# Instruction
Check each line of the listing for the string "SRMTID", count the lines that have it, and answer with that number only.

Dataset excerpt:
◆ ◆ ◆

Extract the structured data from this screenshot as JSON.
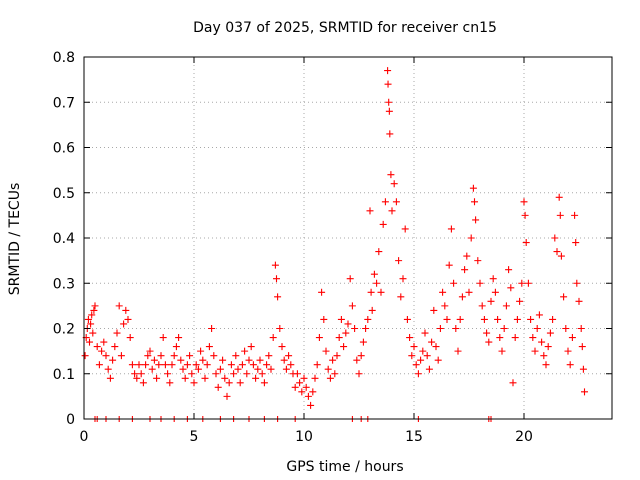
{
  "chart_data": {
    "type": "scatter",
    "title": "Day 037 of 2025, SRMTID for receiver cn15",
    "xlabel": "GPS time / hours",
    "ylabel": "SRMTID / TECUs",
    "xlim": [
      0,
      24
    ],
    "ylim": [
      0,
      0.8
    ],
    "xticks": [
      0,
      5,
      10,
      15,
      20
    ],
    "yticks": [
      0,
      0.1,
      0.2,
      0.3,
      0.4,
      0.5,
      0.6,
      0.7,
      0.8
    ],
    "grid": true,
    "marker": "+",
    "color": "#ff0000",
    "series": [
      {
        "name": "SRMTID",
        "points": [
          [
            0.05,
            0.14
          ],
          [
            0.1,
            0.18
          ],
          [
            0.15,
            0.2
          ],
          [
            0.2,
            0.22
          ],
          [
            0.25,
            0.17
          ],
          [
            0.3,
            0.21
          ],
          [
            0.35,
            0.23
          ],
          [
            0.4,
            0.19
          ],
          [
            0.45,
            0.24
          ],
          [
            0.5,
            0.25
          ],
          [
            0.6,
            0.16
          ],
          [
            0.7,
            0.12
          ],
          [
            0.8,
            0.15
          ],
          [
            0.9,
            0.17
          ],
          [
            1.0,
            0.14
          ],
          [
            1.1,
            0.11
          ],
          [
            1.2,
            0.09
          ],
          [
            1.3,
            0.13
          ],
          [
            1.4,
            0.16
          ],
          [
            1.5,
            0.19
          ],
          [
            1.6,
            0.25
          ],
          [
            1.7,
            0.14
          ],
          [
            1.8,
            0.21
          ],
          [
            1.9,
            0.24
          ],
          [
            2.0,
            0.22
          ],
          [
            2.1,
            0.18
          ],
          [
            2.2,
            0.12
          ],
          [
            2.3,
            0.1
          ],
          [
            2.4,
            0.09
          ],
          [
            2.5,
            0.12
          ],
          [
            2.6,
            0.1
          ],
          [
            2.7,
            0.08
          ],
          [
            2.8,
            0.12
          ],
          [
            2.9,
            0.14
          ],
          [
            3.0,
            0.15
          ],
          [
            3.1,
            0.11
          ],
          [
            3.2,
            0.13
          ],
          [
            3.3,
            0.09
          ],
          [
            3.4,
            0.12
          ],
          [
            3.5,
            0.14
          ],
          [
            3.6,
            0.18
          ],
          [
            3.7,
            0.12
          ],
          [
            3.8,
            0.1
          ],
          [
            3.9,
            0.08
          ],
          [
            4.0,
            0.12
          ],
          [
            4.1,
            0.14
          ],
          [
            4.2,
            0.16
          ],
          [
            4.3,
            0.18
          ],
          [
            4.4,
            0.13
          ],
          [
            4.5,
            0.11
          ],
          [
            4.6,
            0.09
          ],
          [
            4.7,
            0.12
          ],
          [
            4.8,
            0.14
          ],
          [
            4.9,
            0.1
          ],
          [
            5.0,
            0.08
          ],
          [
            5.1,
            0.12
          ],
          [
            5.2,
            0.11
          ],
          [
            5.3,
            0.15
          ],
          [
            5.4,
            0.13
          ],
          [
            5.5,
            0.09
          ],
          [
            5.6,
            0.12
          ],
          [
            5.7,
            0.16
          ],
          [
            5.8,
            0.2
          ],
          [
            5.9,
            0.14
          ],
          [
            6.0,
            0.1
          ],
          [
            6.1,
            0.07
          ],
          [
            6.2,
            0.11
          ],
          [
            6.3,
            0.13
          ],
          [
            6.4,
            0.09
          ],
          [
            6.5,
            0.05
          ],
          [
            6.6,
            0.08
          ],
          [
            6.7,
            0.12
          ],
          [
            6.8,
            0.1
          ],
          [
            6.9,
            0.14
          ],
          [
            7.0,
            0.11
          ],
          [
            7.1,
            0.08
          ],
          [
            7.2,
            0.12
          ],
          [
            7.3,
            0.15
          ],
          [
            7.4,
            0.1
          ],
          [
            7.5,
            0.13
          ],
          [
            7.6,
            0.16
          ],
          [
            7.7,
            0.12
          ],
          [
            7.8,
            0.09
          ],
          [
            7.9,
            0.11
          ],
          [
            8.0,
            0.13
          ],
          [
            8.1,
            0.1
          ],
          [
            8.2,
            0.08
          ],
          [
            8.3,
            0.12
          ],
          [
            8.4,
            0.14
          ],
          [
            8.5,
            0.11
          ],
          [
            8.6,
            0.18
          ],
          [
            8.7,
            0.34
          ],
          [
            8.75,
            0.31
          ],
          [
            8.8,
            0.27
          ],
          [
            8.9,
            0.2
          ],
          [
            9.0,
            0.16
          ],
          [
            9.1,
            0.13
          ],
          [
            9.2,
            0.11
          ],
          [
            9.3,
            0.14
          ],
          [
            9.4,
            0.12
          ],
          [
            9.5,
            0.1
          ],
          [
            9.6,
            0.07
          ],
          [
            9.7,
            0.1
          ],
          [
            9.8,
            0.08
          ],
          [
            9.9,
            0.06
          ],
          [
            10.0,
            0.09
          ],
          [
            10.1,
            0.07
          ],
          [
            10.2,
            0.05
          ],
          [
            10.3,
            0.03
          ],
          [
            10.4,
            0.06
          ],
          [
            10.5,
            0.09
          ],
          [
            10.6,
            0.12
          ],
          [
            10.7,
            0.18
          ],
          [
            10.8,
            0.28
          ],
          [
            10.9,
            0.22
          ],
          [
            11.0,
            0.15
          ],
          [
            11.1,
            0.11
          ],
          [
            11.2,
            0.09
          ],
          [
            11.3,
            0.13
          ],
          [
            11.4,
            0.1
          ],
          [
            11.5,
            0.14
          ],
          [
            11.6,
            0.18
          ],
          [
            11.7,
            0.22
          ],
          [
            11.8,
            0.16
          ],
          [
            11.9,
            0.19
          ],
          [
            12.0,
            0.21
          ],
          [
            12.1,
            0.31
          ],
          [
            12.2,
            0.25
          ],
          [
            12.3,
            0.2
          ],
          [
            12.4,
            0.13
          ],
          [
            12.5,
            0.1
          ],
          [
            12.6,
            0.14
          ],
          [
            12.7,
            0.17
          ],
          [
            12.8,
            0.2
          ],
          [
            12.9,
            0.22
          ],
          [
            13.0,
            0.46
          ],
          [
            13.05,
            0.28
          ],
          [
            13.1,
            0.24
          ],
          [
            13.2,
            0.32
          ],
          [
            13.3,
            0.3
          ],
          [
            13.4,
            0.37
          ],
          [
            13.5,
            0.28
          ],
          [
            13.6,
            0.43
          ],
          [
            13.7,
            0.48
          ],
          [
            13.8,
            0.77
          ],
          [
            13.82,
            0.74
          ],
          [
            13.85,
            0.7
          ],
          [
            13.88,
            0.68
          ],
          [
            13.9,
            0.63
          ],
          [
            13.95,
            0.54
          ],
          [
            14.0,
            0.46
          ],
          [
            14.1,
            0.52
          ],
          [
            14.2,
            0.48
          ],
          [
            14.3,
            0.35
          ],
          [
            14.4,
            0.27
          ],
          [
            14.5,
            0.31
          ],
          [
            14.6,
            0.42
          ],
          [
            14.7,
            0.22
          ],
          [
            14.8,
            0.18
          ],
          [
            14.9,
            0.14
          ],
          [
            15.0,
            0.16
          ],
          [
            15.1,
            0.12
          ],
          [
            15.2,
            0.1
          ],
          [
            15.3,
            0.13
          ],
          [
            15.4,
            0.15
          ],
          [
            15.5,
            0.19
          ],
          [
            15.6,
            0.14
          ],
          [
            15.7,
            0.11
          ],
          [
            15.8,
            0.17
          ],
          [
            15.9,
            0.24
          ],
          [
            16.0,
            0.16
          ],
          [
            16.1,
            0.13
          ],
          [
            16.2,
            0.2
          ],
          [
            16.3,
            0.28
          ],
          [
            16.4,
            0.25
          ],
          [
            16.5,
            0.22
          ],
          [
            16.6,
            0.34
          ],
          [
            16.7,
            0.42
          ],
          [
            16.8,
            0.3
          ],
          [
            16.9,
            0.2
          ],
          [
            17.0,
            0.15
          ],
          [
            17.1,
            0.22
          ],
          [
            17.2,
            0.27
          ],
          [
            17.3,
            0.33
          ],
          [
            17.4,
            0.36
          ],
          [
            17.5,
            0.28
          ],
          [
            17.6,
            0.4
          ],
          [
            17.7,
            0.51
          ],
          [
            17.75,
            0.48
          ],
          [
            17.8,
            0.44
          ],
          [
            17.9,
            0.35
          ],
          [
            18.0,
            0.3
          ],
          [
            18.1,
            0.25
          ],
          [
            18.2,
            0.22
          ],
          [
            18.3,
            0.19
          ],
          [
            18.4,
            0.17
          ],
          [
            18.5,
            0.26
          ],
          [
            18.6,
            0.31
          ],
          [
            18.7,
            0.28
          ],
          [
            18.8,
            0.22
          ],
          [
            18.9,
            0.18
          ],
          [
            19.0,
            0.15
          ],
          [
            19.1,
            0.2
          ],
          [
            19.2,
            0.25
          ],
          [
            19.3,
            0.33
          ],
          [
            19.4,
            0.29
          ],
          [
            19.5,
            0.08
          ],
          [
            19.6,
            0.18
          ],
          [
            19.7,
            0.22
          ],
          [
            19.8,
            0.26
          ],
          [
            19.9,
            0.3
          ],
          [
            20.0,
            0.48
          ],
          [
            20.05,
            0.45
          ],
          [
            20.1,
            0.39
          ],
          [
            20.2,
            0.3
          ],
          [
            20.3,
            0.22
          ],
          [
            20.4,
            0.18
          ],
          [
            20.5,
            0.15
          ],
          [
            20.6,
            0.2
          ],
          [
            20.7,
            0.23
          ],
          [
            20.8,
            0.17
          ],
          [
            20.9,
            0.14
          ],
          [
            21.0,
            0.12
          ],
          [
            21.1,
            0.16
          ],
          [
            21.2,
            0.19
          ],
          [
            21.3,
            0.22
          ],
          [
            21.4,
            0.4
          ],
          [
            21.5,
            0.37
          ],
          [
            21.6,
            0.49
          ],
          [
            21.65,
            0.45
          ],
          [
            21.7,
            0.36
          ],
          [
            21.8,
            0.27
          ],
          [
            21.9,
            0.2
          ],
          [
            22.0,
            0.15
          ],
          [
            22.1,
            0.12
          ],
          [
            22.2,
            0.18
          ],
          [
            22.3,
            0.45
          ],
          [
            22.35,
            0.39
          ],
          [
            22.4,
            0.3
          ],
          [
            22.5,
            0.26
          ],
          [
            22.6,
            0.2
          ],
          [
            22.65,
            0.16
          ],
          [
            22.7,
            0.11
          ],
          [
            22.75,
            0.06
          ]
        ]
      }
    ],
    "zero_points_x": [
      0.5,
      0.6,
      1.0,
      1.6,
      2.2,
      3.0,
      3.5,
      4.1,
      4.7,
      5.4,
      6.2,
      6.8,
      7.5,
      8.2,
      8.8,
      9.6,
      12.2,
      12.6,
      12.9,
      15.2,
      18.4,
      18.5
    ]
  }
}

◆ ◆ ◆

# Response
3